All of the data must be printed exactly; please include every line.

(Figure contents as structured data)
####################

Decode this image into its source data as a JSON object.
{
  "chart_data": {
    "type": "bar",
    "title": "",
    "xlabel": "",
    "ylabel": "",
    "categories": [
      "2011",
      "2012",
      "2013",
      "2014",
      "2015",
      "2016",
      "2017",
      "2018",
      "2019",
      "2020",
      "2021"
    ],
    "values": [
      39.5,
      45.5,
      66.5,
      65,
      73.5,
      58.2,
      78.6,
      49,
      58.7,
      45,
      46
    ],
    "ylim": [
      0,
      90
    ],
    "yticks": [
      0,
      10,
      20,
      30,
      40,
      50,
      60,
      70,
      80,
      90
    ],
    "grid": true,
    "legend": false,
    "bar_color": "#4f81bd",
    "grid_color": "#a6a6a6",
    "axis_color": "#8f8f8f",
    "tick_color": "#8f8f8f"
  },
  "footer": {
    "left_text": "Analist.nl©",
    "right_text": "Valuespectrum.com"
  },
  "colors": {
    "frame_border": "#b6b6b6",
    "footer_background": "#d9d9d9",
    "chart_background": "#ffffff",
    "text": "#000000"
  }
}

####################

RESPONSE:
Decode this image into its source data as a JSON object.
{
  "chart_data": {
    "type": "bar",
    "title": "",
    "xlabel": "",
    "ylabel": "",
    "categories": [
      "2011",
      "2012",
      "2013",
      "2014",
      "2015",
      "2016",
      "2017",
      "2018",
      "2019",
      "2020",
      "2021"
    ],
    "values": [
      39.5,
      45.5,
      66.5,
      65,
      73.5,
      58.2,
      78.6,
      49,
      58.7,
      45,
      46
    ],
    "ylim": [
      0,
      90
    ],
    "yticks": [
      0,
      10,
      20,
      30,
      40,
      50,
      60,
      70,
      80,
      90
    ],
    "grid": true,
    "legend": false,
    "bar_color": "#4f81bd",
    "grid_color": "#a6a6a6",
    "axis_color": "#8f8f8f",
    "tick_color": "#8f8f8f"
  },
  "footer": {
    "left_text": "Analist.nl©",
    "right_text": "Valuespectrum.com"
  },
  "colors": {
    "frame_border": "#b6b6b6",
    "footer_background": "#d9d9d9",
    "chart_background": "#ffffff",
    "text": "#000000"
  }
}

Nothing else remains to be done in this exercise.